■ **The problem**: Take the entries below and reproduce them word for word.

■ **Given records**:
--- begin ---

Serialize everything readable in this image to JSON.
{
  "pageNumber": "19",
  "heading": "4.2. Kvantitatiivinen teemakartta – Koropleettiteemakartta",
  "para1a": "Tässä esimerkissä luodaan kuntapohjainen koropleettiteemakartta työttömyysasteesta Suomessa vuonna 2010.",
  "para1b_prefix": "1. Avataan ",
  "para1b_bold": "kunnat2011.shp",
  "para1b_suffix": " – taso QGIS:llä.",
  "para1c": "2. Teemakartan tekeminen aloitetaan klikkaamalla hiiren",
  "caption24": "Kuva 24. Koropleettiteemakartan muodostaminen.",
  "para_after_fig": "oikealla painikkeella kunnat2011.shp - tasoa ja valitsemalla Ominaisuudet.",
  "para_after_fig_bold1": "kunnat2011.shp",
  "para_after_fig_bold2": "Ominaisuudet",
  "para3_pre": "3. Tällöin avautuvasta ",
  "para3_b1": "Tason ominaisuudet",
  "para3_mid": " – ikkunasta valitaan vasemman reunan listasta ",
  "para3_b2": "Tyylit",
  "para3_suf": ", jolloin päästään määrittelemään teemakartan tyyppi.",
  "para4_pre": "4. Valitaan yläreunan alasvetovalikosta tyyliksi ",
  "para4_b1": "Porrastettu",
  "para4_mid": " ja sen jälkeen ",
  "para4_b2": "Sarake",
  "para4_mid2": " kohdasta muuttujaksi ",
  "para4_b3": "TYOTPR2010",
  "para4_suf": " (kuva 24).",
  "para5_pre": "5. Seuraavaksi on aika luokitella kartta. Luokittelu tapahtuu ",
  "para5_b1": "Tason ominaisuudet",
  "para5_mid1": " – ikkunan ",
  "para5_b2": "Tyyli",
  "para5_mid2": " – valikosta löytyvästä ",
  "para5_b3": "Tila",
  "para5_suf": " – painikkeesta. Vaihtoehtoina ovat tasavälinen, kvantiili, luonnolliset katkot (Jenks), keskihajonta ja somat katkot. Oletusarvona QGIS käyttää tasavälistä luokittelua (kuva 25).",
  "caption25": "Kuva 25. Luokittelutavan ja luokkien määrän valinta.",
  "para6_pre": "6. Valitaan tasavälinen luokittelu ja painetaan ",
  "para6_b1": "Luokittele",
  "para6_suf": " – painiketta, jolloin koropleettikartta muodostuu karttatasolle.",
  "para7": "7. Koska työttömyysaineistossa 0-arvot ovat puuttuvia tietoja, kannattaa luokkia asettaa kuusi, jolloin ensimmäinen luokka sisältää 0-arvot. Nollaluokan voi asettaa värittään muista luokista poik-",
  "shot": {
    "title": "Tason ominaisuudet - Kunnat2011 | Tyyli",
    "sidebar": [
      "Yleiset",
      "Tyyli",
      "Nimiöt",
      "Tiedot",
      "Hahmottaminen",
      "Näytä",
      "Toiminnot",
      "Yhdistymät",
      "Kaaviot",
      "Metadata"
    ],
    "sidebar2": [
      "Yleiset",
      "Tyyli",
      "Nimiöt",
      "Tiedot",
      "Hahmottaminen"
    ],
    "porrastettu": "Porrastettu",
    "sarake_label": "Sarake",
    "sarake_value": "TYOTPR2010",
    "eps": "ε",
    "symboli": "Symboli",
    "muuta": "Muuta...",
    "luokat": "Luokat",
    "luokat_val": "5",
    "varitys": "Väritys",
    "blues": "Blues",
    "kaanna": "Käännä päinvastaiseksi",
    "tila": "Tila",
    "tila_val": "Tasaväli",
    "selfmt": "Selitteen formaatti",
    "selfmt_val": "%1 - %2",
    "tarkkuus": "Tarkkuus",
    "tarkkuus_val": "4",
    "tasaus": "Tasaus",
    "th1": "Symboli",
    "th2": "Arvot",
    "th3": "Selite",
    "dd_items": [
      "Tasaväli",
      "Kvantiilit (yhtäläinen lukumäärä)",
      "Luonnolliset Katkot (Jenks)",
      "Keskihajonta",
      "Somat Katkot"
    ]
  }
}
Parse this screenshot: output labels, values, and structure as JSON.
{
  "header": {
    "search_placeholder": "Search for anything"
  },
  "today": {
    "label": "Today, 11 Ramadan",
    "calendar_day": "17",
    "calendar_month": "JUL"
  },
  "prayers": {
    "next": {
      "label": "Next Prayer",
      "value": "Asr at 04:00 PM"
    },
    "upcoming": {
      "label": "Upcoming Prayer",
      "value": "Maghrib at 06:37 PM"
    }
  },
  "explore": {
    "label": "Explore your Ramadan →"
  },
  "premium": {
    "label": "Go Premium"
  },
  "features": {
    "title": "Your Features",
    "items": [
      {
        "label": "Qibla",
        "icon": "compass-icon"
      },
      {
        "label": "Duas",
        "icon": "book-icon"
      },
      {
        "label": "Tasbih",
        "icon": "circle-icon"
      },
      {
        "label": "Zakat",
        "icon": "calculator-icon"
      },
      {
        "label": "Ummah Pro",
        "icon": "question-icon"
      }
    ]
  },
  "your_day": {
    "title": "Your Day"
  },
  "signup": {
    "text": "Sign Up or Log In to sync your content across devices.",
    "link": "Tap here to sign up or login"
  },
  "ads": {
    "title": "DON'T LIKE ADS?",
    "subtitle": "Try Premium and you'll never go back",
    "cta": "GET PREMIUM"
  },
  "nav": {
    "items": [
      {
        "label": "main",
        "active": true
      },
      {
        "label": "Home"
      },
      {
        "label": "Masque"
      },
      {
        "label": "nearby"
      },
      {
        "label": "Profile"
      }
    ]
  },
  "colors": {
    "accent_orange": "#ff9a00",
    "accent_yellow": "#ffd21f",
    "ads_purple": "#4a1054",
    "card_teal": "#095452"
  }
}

--- end ---

■ **Task response**:
Serialize everything readable in this image to JSON.
{
  "pageNumber": "19",
  "heading": "4.2. Kvantitatiivinen teemakartta – Koropleettiteemakartta",
  "para1a": "Tässä esimerkissä luodaan kuntapohjainen koropleettiteemakartta työttömyysasteesta Suomessa vuonna 2010.",
  "para1b_prefix": "1. Avataan ",
  "para1b_bold": "kunnat2011.shp",
  "para1b_suffix": " – taso QGIS:llä.",
  "para1c": "2. Teemakartan tekeminen aloitetaan klikkaamalla hiiren",
  "caption24": "Kuva 24. Koropleettiteemakartan muodostaminen.",
  "para_after_fig": "oikealla painikkeella kunnat2011.shp - tasoa ja valitsemalla Ominaisuudet.",
  "para_after_fig_bold1": "kunnat2011.shp",
  "para_after_fig_bold2": "Ominaisuudet",
  "para3_pre": "3. Tällöin avautuvasta ",
  "para3_b1": "Tason ominaisuudet",
  "para3_mid": " – ikkunasta valitaan vasemman reunan listasta ",
  "para3_b2": "Tyylit",
  "para3_suf": ", jolloin päästään määrittelemään teemakartan tyyppi.",
  "para4_pre": "4. Valitaan yläreunan alasvetovalikosta tyyliksi ",
  "para4_b1": "Porrastettu",
  "para4_mid": " ja sen jälkeen ",
  "para4_b2": "Sarake",
  "para4_mid2": " kohdasta muuttujaksi ",
  "para4_b3": "TYOTPR2010",
  "para4_suf": " (kuva 24).",
  "para5_pre": "5. Seuraavaksi on aika luokitella kartta. Luokittelu tapahtuu ",
  "para5_b1": "Tason ominaisuudet",
  "para5_mid1": " – ikkunan ",
  "para5_b2": "Tyyli",
  "para5_mid2": " – valikosta löytyvästä ",
  "para5_b3": "Tila",
  "para5_suf": " – painikkeesta. Vaihtoehtoina ovat tasavälinen, kvantiili, luonnolliset katkot (Jenks), keskihajonta ja somat katkot. Oletusarvona QGIS käyttää tasavälistä luokittelua (kuva 25).",
  "caption25": "Kuva 25. Luokittelutavan ja luokkien määrän valinta.",
  "para6_pre": "6. Valitaan tasavälinen luokittelu ja painetaan ",
  "para6_b1": "Luokittele",
  "para6_suf": " – painiketta, jolloin koropleettikartta muodostuu karttatasolle.",
  "para7": "7. Koska työttömyysaineistossa 0-arvot ovat puuttuvia tietoja, kannattaa luokkia asettaa kuusi, jolloin ensimmäinen luokka sisältää 0-arvot. Nollaluokan voi asettaa värittään muista luokista poik-",
  "shot": {
    "title": "Tason ominaisuudet - Kunnat2011 | Tyyli",
    "sidebar": [
      "Yleiset",
      "Tyyli",
      "Nimiöt",
      "Tiedot",
      "Hahmottaminen",
      "Näytä",
      "Toiminnot",
      "Yhdistymät",
      "Kaaviot",
      "Metadata"
    ],
    "sidebar2": [
      "Yleiset",
      "Tyyli",
      "Nimiöt",
      "Tiedot",
      "Hahmottaminen"
    ],
    "porrastettu": "Porrastettu",
    "sarake_label": "Sarake",
    "sarake_value": "TYOTPR2010",
    "eps": "ε",
    "symboli": "Symboli",
    "muuta": "Muuta...",
    "luokat": "Luokat",
    "luokat_val": "5",
    "varitys": "Väritys",
    "blues": "Blues",
    "kaanna": "Käännä päinvastaiseksi",
    "tila": "Tila",
    "tila_val": "Tasaväli",
    "selfmt": "Selitteen formaatti",
    "selfmt_val": "%1 - %2",
    "tarkkuus": "Tarkkuus",
    "tarkkuus_val": "4",
    "tasaus": "Tasaus",
    "th1": "Symboli",
    "th2": "Arvot",
    "th3": "Selite",
    "dd_items": [
      "Tasaväli",
      "Kvantiilit (yhtäläinen lukumäärä)",
      "Luonnolliset Katkot (Jenks)",
      "Keskihajonta",
      "Somat Katkot"
    ]
  }
}
Parse this screenshot: output labels, values, and structure as JSON.
{
  "header": {
    "search_placeholder": "Search for anything"
  },
  "today": {
    "label": "Today, 11 Ramadan",
    "calendar_day": "17",
    "calendar_month": "JUL"
  },
  "prayers": {
    "next": {
      "label": "Next Prayer",
      "value": "Asr at 04:00 PM"
    },
    "upcoming": {
      "label": "Upcoming Prayer",
      "value": "Maghrib at 06:37 PM"
    }
  },
  "explore": {
    "label": "Explore your Ramadan →"
  },
  "premium": {
    "label": "Go Premium"
  },
  "features": {
    "title": "Your Features",
    "items": [
      {
        "label": "Qibla",
        "icon": "compass-icon"
      },
      {
        "label": "Duas",
        "icon": "book-icon"
      },
      {
        "label": "Tasbih",
        "icon": "circle-icon"
      },
      {
        "label": "Zakat",
        "icon": "calculator-icon"
      },
      {
        "label": "Ummah Pro",
        "icon": "question-icon"
      }
    ]
  },
  "your_day": {
    "title": "Your Day"
  },
  "signup": {
    "text": "Sign Up or Log In to sync your content across devices.",
    "link": "Tap here to sign up or login"
  },
  "ads": {
    "title": "DON'T LIKE ADS?",
    "subtitle": "Try Premium and you'll never go back",
    "cta": "GET PREMIUM"
  },
  "nav": {
    "items": [
      {
        "label": "main",
        "active": true
      },
      {
        "label": "Home"
      },
      {
        "label": "Masque"
      },
      {
        "label": "nearby"
      },
      {
        "label": "Profile"
      }
    ]
  },
  "colors": {
    "accent_orange": "#ff9a00",
    "accent_yellow": "#ffd21f",
    "ads_purple": "#4a1054",
    "card_teal": "#095452"
  }
}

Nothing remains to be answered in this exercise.